───── SUPPLIED MATERIAL

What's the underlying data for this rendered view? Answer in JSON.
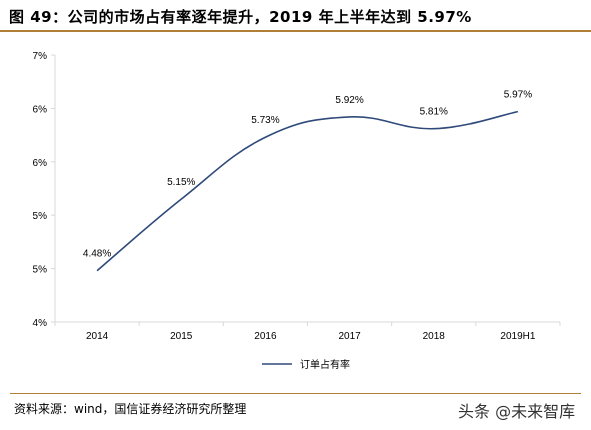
{
  "figure": {
    "title": "图 49：公司的市场占有率逐年提升，2019 年上半年达到 5.97%",
    "source": "资料来源：wind，国信证券经济研究所整理",
    "watermark": "头条 @未来智库"
  },
  "chart_data": {
    "type": "line",
    "categories": [
      "2014",
      "2015",
      "2016",
      "2017",
      "2018",
      "2019H1"
    ],
    "series": [
      {
        "name": "订单占有率",
        "values": [
          4.48,
          5.15,
          5.73,
          5.92,
          5.81,
          5.97
        ],
        "data_labels": [
          "4.48%",
          "5.15%",
          "5.73%",
          "5.92%",
          "5.81%",
          "5.97%"
        ],
        "color": "#2f4a7a"
      }
    ],
    "y_ticks": [
      "7%",
      "6%",
      "6%",
      "5%",
      "5%",
      "4%"
    ],
    "ylim": [
      4.0,
      6.5
    ],
    "grid": false,
    "legend": "bottom-center",
    "axis_color": "#d9d9d9"
  }
}
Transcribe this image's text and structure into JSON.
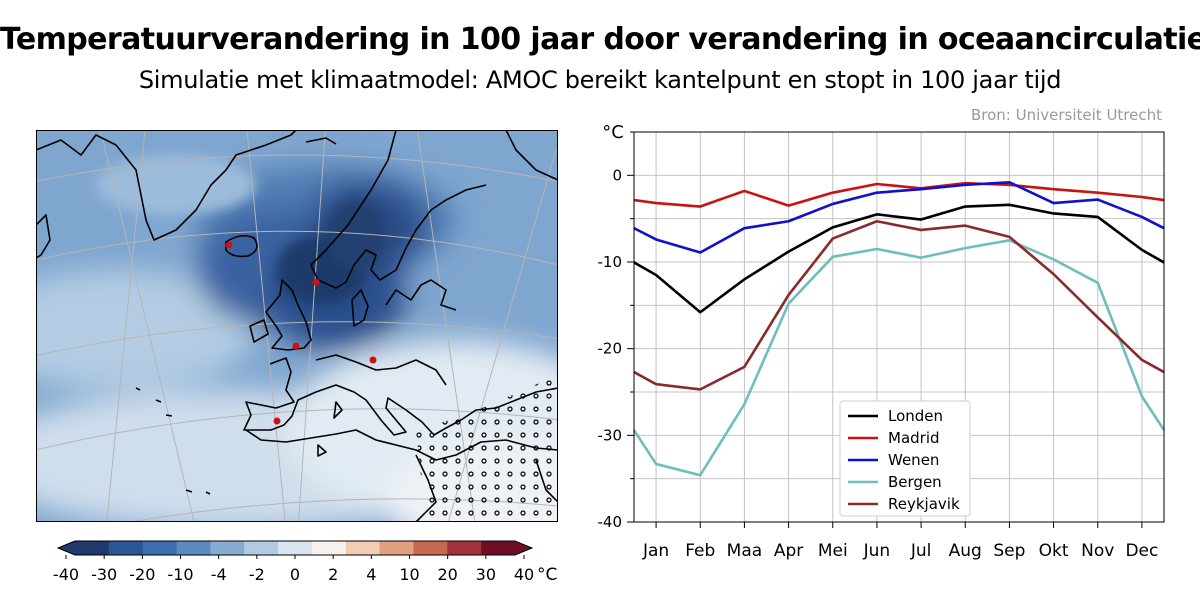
{
  "header": {
    "title": "Temperatuurverandering in 100 jaar door verandering in oceaancirculatie",
    "subtitle": "Simulatie met klimaatmodel: AMOC bereikt kantelpunt en stopt in 100 jaar tijd",
    "source": "Bron: Universiteit Utrecht"
  },
  "colorbar": {
    "ticks": [
      "-40",
      "-30",
      "-20",
      "-10",
      "-4",
      "-2",
      "0",
      "2",
      "4",
      "10",
      "20",
      "30",
      "40"
    ],
    "unit": "°C",
    "colors": [
      "#1f3a6b",
      "#2c5595",
      "#3b6fb0",
      "#5b8cc1",
      "#86acd2",
      "#b2cbe2",
      "#d8e4ef",
      "#f7f2ee",
      "#f1cdb6",
      "#e2a083",
      "#c8684f",
      "#a3333a",
      "#6f0f26"
    ]
  },
  "map": {
    "city_marker_color": "#d01010",
    "cities_marked": 5
  },
  "chart_data": {
    "type": "line",
    "ylabel": "°C",
    "ylim": [
      -40,
      5
    ],
    "yticks": [
      "0",
      "-10",
      "-20",
      "-30",
      "-40"
    ],
    "categories": [
      "Jan",
      "Feb",
      "Maa",
      "Apr",
      "Mei",
      "Jun",
      "Jul",
      "Aug",
      "Sep",
      "Okt",
      "Nov",
      "Dec"
    ],
    "grid": true,
    "legend_position": "bottom-center",
    "series": [
      {
        "name": "Londen",
        "color": "#000000",
        "values": [
          -11.5,
          -15.8,
          -12,
          -8.8,
          -6,
          -4.5,
          -5.1,
          -3.6,
          -3.4,
          -4.4,
          -4.8,
          -8.6
        ]
      },
      {
        "name": "Madrid",
        "color": "#cc1111",
        "values": [
          -3.2,
          -3.6,
          -1.8,
          -3.5,
          -2,
          -1,
          -1.5,
          -0.9,
          -1.1,
          -1.6,
          -2,
          -2.5
        ]
      },
      {
        "name": "Wenen",
        "color": "#1111cc",
        "values": [
          -7.4,
          -8.9,
          -6.1,
          -5.3,
          -3.3,
          -2,
          -1.6,
          -1.1,
          -0.8,
          -3.2,
          -2.8,
          -4.8
        ]
      },
      {
        "name": "Bergen",
        "color": "#6fbdbd",
        "values": [
          -33.3,
          -34.6,
          -26.4,
          -14.8,
          -9.4,
          -8.5,
          -9.5,
          -8.4,
          -7.5,
          -9.7,
          -12.4,
          -25.5
        ]
      },
      {
        "name": "Reykjavik",
        "color": "#8b2a2a",
        "values": [
          -24.1,
          -24.7,
          -22.1,
          -13.8,
          -7.3,
          -5.3,
          -6.3,
          -5.8,
          -7.1,
          -11.4,
          -16.4,
          -21.3
        ]
      }
    ]
  }
}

──────────

WORK TO BE COMPLETED. Look through the data above. Each line containing the word "bottom" needs to be copied.

RIGHT ANSWER.
    "legend": "bottom-center",
    "legend_position": "bottom-center",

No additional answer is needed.